(Stored data)
▬▬▬

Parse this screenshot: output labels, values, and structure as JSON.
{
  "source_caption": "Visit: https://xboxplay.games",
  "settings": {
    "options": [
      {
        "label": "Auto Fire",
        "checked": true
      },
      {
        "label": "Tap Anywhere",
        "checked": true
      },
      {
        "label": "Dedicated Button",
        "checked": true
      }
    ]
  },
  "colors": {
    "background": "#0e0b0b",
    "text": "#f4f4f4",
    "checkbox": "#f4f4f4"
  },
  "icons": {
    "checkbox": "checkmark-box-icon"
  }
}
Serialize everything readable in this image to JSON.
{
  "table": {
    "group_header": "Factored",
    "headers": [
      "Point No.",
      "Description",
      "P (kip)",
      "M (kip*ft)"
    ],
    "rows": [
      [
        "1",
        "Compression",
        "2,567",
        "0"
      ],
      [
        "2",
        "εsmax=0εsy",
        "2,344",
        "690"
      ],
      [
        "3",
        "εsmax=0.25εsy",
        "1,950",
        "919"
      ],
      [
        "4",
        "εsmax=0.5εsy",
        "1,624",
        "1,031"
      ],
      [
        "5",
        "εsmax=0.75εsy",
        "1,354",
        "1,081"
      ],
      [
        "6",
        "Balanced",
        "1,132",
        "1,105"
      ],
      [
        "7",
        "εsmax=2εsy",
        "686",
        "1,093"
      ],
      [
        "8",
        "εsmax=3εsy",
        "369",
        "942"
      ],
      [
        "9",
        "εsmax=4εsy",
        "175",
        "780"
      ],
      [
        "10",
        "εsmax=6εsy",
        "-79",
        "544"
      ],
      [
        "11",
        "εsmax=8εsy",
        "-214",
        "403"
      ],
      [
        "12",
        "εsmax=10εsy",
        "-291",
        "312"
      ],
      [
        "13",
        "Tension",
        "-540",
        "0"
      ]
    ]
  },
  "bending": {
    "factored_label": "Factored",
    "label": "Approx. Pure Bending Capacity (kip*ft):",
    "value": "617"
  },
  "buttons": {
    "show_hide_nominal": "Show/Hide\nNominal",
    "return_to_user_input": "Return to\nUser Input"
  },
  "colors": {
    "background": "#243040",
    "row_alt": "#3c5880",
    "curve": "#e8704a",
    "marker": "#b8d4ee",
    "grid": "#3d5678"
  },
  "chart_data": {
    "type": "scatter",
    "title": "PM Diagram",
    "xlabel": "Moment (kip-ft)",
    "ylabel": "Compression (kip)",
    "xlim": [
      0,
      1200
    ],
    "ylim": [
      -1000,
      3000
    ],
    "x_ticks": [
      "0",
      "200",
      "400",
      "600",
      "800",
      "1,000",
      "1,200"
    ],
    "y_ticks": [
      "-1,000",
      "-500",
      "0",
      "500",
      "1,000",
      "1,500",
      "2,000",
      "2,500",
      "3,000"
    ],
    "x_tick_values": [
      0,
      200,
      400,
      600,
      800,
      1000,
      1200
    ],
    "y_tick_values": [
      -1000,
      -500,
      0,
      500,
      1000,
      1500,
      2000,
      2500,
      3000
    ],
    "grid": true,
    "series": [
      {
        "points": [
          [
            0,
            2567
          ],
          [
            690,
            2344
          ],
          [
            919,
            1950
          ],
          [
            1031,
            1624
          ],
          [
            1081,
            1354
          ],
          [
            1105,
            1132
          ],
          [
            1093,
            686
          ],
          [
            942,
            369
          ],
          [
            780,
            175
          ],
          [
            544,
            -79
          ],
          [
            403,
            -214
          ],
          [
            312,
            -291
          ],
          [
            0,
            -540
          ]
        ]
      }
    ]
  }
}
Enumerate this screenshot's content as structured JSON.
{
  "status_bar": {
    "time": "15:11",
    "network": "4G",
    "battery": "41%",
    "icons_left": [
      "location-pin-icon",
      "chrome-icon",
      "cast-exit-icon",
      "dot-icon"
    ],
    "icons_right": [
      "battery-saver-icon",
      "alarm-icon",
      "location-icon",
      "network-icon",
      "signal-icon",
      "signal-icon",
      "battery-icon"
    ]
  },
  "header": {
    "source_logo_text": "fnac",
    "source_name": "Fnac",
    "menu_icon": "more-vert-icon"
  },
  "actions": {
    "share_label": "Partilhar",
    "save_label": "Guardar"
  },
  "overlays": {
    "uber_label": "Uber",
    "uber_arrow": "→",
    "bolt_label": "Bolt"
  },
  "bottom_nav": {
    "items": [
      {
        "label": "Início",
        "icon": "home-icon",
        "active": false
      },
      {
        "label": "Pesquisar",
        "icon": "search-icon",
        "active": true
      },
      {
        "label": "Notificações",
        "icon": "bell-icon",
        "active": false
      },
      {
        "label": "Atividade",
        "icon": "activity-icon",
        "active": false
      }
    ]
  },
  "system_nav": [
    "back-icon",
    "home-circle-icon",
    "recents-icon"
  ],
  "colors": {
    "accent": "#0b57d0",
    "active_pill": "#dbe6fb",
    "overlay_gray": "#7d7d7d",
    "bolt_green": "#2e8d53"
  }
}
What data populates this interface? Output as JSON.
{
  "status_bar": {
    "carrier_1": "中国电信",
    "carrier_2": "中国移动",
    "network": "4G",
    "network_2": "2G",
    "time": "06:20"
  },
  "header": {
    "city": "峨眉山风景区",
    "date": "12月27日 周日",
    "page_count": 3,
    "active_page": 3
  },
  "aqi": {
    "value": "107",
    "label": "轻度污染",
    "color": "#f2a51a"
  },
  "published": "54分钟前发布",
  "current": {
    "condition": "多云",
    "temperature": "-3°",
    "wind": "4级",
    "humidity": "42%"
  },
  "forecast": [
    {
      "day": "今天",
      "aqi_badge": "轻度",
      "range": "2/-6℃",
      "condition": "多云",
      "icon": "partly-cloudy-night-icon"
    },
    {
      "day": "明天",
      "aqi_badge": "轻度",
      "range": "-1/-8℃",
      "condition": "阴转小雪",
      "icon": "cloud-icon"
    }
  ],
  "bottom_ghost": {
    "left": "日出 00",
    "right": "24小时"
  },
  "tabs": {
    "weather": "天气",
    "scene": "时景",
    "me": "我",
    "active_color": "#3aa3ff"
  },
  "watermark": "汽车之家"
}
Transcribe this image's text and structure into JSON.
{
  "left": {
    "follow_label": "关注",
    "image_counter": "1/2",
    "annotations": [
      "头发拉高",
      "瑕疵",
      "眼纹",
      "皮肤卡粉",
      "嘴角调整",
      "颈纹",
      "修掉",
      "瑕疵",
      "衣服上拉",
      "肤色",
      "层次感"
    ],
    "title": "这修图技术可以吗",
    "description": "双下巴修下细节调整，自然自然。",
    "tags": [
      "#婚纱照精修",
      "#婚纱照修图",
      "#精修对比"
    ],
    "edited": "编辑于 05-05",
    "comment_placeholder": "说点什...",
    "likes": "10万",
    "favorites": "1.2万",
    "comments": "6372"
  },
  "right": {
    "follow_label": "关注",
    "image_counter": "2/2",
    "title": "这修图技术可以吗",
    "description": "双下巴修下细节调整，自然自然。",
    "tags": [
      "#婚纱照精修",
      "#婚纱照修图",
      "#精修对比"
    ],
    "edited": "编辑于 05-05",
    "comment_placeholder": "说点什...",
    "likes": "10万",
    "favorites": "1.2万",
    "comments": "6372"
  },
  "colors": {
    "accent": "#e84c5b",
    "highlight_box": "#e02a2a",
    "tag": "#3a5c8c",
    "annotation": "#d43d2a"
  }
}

▬▬▬

> _Aim of the task_: Please reproduce all of the entries exactly as they stand.

> _Response to this exercise_:
Parse this screenshot: output labels, values, and structure as JSON.
{
  "source_caption": "Visit: https://xboxplay.games",
  "settings": {
    "options": [
      {
        "label": "Auto Fire",
        "checked": true
      },
      {
        "label": "Tap Anywhere",
        "checked": true
      },
      {
        "label": "Dedicated Button",
        "checked": true
      }
    ]
  },
  "colors": {
    "background": "#0e0b0b",
    "text": "#f4f4f4",
    "checkbox": "#f4f4f4"
  },
  "icons": {
    "checkbox": "checkmark-box-icon"
  }
}
Serialize everything readable in this image to JSON.
{
  "table": {
    "group_header": "Factored",
    "headers": [
      "Point No.",
      "Description",
      "P (kip)",
      "M (kip*ft)"
    ],
    "rows": [
      [
        "1",
        "Compression",
        "2,567",
        "0"
      ],
      [
        "2",
        "εsmax=0εsy",
        "2,344",
        "690"
      ],
      [
        "3",
        "εsmax=0.25εsy",
        "1,950",
        "919"
      ],
      [
        "4",
        "εsmax=0.5εsy",
        "1,624",
        "1,031"
      ],
      [
        "5",
        "εsmax=0.75εsy",
        "1,354",
        "1,081"
      ],
      [
        "6",
        "Balanced",
        "1,132",
        "1,105"
      ],
      [
        "7",
        "εsmax=2εsy",
        "686",
        "1,093"
      ],
      [
        "8",
        "εsmax=3εsy",
        "369",
        "942"
      ],
      [
        "9",
        "εsmax=4εsy",
        "175",
        "780"
      ],
      [
        "10",
        "εsmax=6εsy",
        "-79",
        "544"
      ],
      [
        "11",
        "εsmax=8εsy",
        "-214",
        "403"
      ],
      [
        "12",
        "εsmax=10εsy",
        "-291",
        "312"
      ],
      [
        "13",
        "Tension",
        "-540",
        "0"
      ]
    ]
  },
  "bending": {
    "factored_label": "Factored",
    "label": "Approx. Pure Bending Capacity (kip*ft):",
    "value": "617"
  },
  "buttons": {
    "show_hide_nominal": "Show/Hide\nNominal",
    "return_to_user_input": "Return to\nUser Input"
  },
  "colors": {
    "background": "#243040",
    "row_alt": "#3c5880",
    "curve": "#e8704a",
    "marker": "#b8d4ee",
    "grid": "#3d5678"
  },
  "chart_data": {
    "type": "scatter",
    "title": "PM Diagram",
    "xlabel": "Moment (kip-ft)",
    "ylabel": "Compression (kip)",
    "xlim": [
      0,
      1200
    ],
    "ylim": [
      -1000,
      3000
    ],
    "x_ticks": [
      "0",
      "200",
      "400",
      "600",
      "800",
      "1,000",
      "1,200"
    ],
    "y_ticks": [
      "-1,000",
      "-500",
      "0",
      "500",
      "1,000",
      "1,500",
      "2,000",
      "2,500",
      "3,000"
    ],
    "x_tick_values": [
      0,
      200,
      400,
      600,
      800,
      1000,
      1200
    ],
    "y_tick_values": [
      -1000,
      -500,
      0,
      500,
      1000,
      1500,
      2000,
      2500,
      3000
    ],
    "grid": true,
    "series": [
      {
        "points": [
          [
            0,
            2567
          ],
          [
            690,
            2344
          ],
          [
            919,
            1950
          ],
          [
            1031,
            1624
          ],
          [
            1081,
            1354
          ],
          [
            1105,
            1132
          ],
          [
            1093,
            686
          ],
          [
            942,
            369
          ],
          [
            780,
            175
          ],
          [
            544,
            -79
          ],
          [
            403,
            -214
          ],
          [
            312,
            -291
          ],
          [
            0,
            -540
          ]
        ]
      }
    ]
  }
}
Enumerate this screenshot's content as structured JSON.
{
  "status_bar": {
    "time": "15:11",
    "network": "4G",
    "battery": "41%",
    "icons_left": [
      "location-pin-icon",
      "chrome-icon",
      "cast-exit-icon",
      "dot-icon"
    ],
    "icons_right": [
      "battery-saver-icon",
      "alarm-icon",
      "location-icon",
      "network-icon",
      "signal-icon",
      "signal-icon",
      "battery-icon"
    ]
  },
  "header": {
    "source_logo_text": "fnac",
    "source_name": "Fnac",
    "menu_icon": "more-vert-icon"
  },
  "actions": {
    "share_label": "Partilhar",
    "save_label": "Guardar"
  },
  "overlays": {
    "uber_label": "Uber",
    "uber_arrow": "→",
    "bolt_label": "Bolt"
  },
  "bottom_nav": {
    "items": [
      {
        "label": "Início",
        "icon": "home-icon",
        "active": false
      },
      {
        "label": "Pesquisar",
        "icon": "search-icon",
        "active": true
      },
      {
        "label": "Notificações",
        "icon": "bell-icon",
        "active": false
      },
      {
        "label": "Atividade",
        "icon": "activity-icon",
        "active": false
      }
    ]
  },
  "system_nav": [
    "back-icon",
    "home-circle-icon",
    "recents-icon"
  ],
  "colors": {
    "accent": "#0b57d0",
    "active_pill": "#dbe6fb",
    "overlay_gray": "#7d7d7d",
    "bolt_green": "#2e8d53"
  }
}
What data populates this interface? Output as JSON.
{
  "status_bar": {
    "carrier_1": "中国电信",
    "carrier_2": "中国移动",
    "network": "4G",
    "network_2": "2G",
    "time": "06:20"
  },
  "header": {
    "city": "峨眉山风景区",
    "date": "12月27日 周日",
    "page_count": 3,
    "active_page": 3
  },
  "aqi": {
    "value": "107",
    "label": "轻度污染",
    "color": "#f2a51a"
  },
  "published": "54分钟前发布",
  "current": {
    "condition": "多云",
    "temperature": "-3°",
    "wind": "4级",
    "humidity": "42%"
  },
  "forecast": [
    {
      "day": "今天",
      "aqi_badge": "轻度",
      "range": "2/-6℃",
      "condition": "多云",
      "icon": "partly-cloudy-night-icon"
    },
    {
      "day": "明天",
      "aqi_badge": "轻度",
      "range": "-1/-8℃",
      "condition": "阴转小雪",
      "icon": "cloud-icon"
    }
  ],
  "bottom_ghost": {
    "left": "日出 00",
    "right": "24小时"
  },
  "tabs": {
    "weather": "天气",
    "scene": "时景",
    "me": "我",
    "active_color": "#3aa3ff"
  },
  "watermark": "汽车之家"
}
Transcribe this image's text and structure into JSON.
{
  "left": {
    "follow_label": "关注",
    "image_counter": "1/2",
    "annotations": [
      "头发拉高",
      "瑕疵",
      "眼纹",
      "皮肤卡粉",
      "嘴角调整",
      "颈纹",
      "修掉",
      "瑕疵",
      "衣服上拉",
      "肤色",
      "层次感"
    ],
    "title": "这修图技术可以吗",
    "description": "双下巴修下细节调整，自然自然。",
    "tags": [
      "#婚纱照精修",
      "#婚纱照修图",
      "#精修对比"
    ],
    "edited": "编辑于 05-05",
    "comment_placeholder": "说点什...",
    "likes": "10万",
    "favorites": "1.2万",
    "comments": "6372"
  },
  "right": {
    "follow_label": "关注",
    "image_counter": "2/2",
    "title": "这修图技术可以吗",
    "description": "双下巴修下细节调整，自然自然。",
    "tags": [
      "#婚纱照精修",
      "#婚纱照修图",
      "#精修对比"
    ],
    "edited": "编辑于 05-05",
    "comment_placeholder": "说点什...",
    "likes": "10万",
    "favorites": "1.2万",
    "comments": "6372"
  },
  "colors": {
    "accent": "#e84c5b",
    "highlight_box": "#e02a2a",
    "tag": "#3a5c8c",
    "annotation": "#d43d2a"
  }
}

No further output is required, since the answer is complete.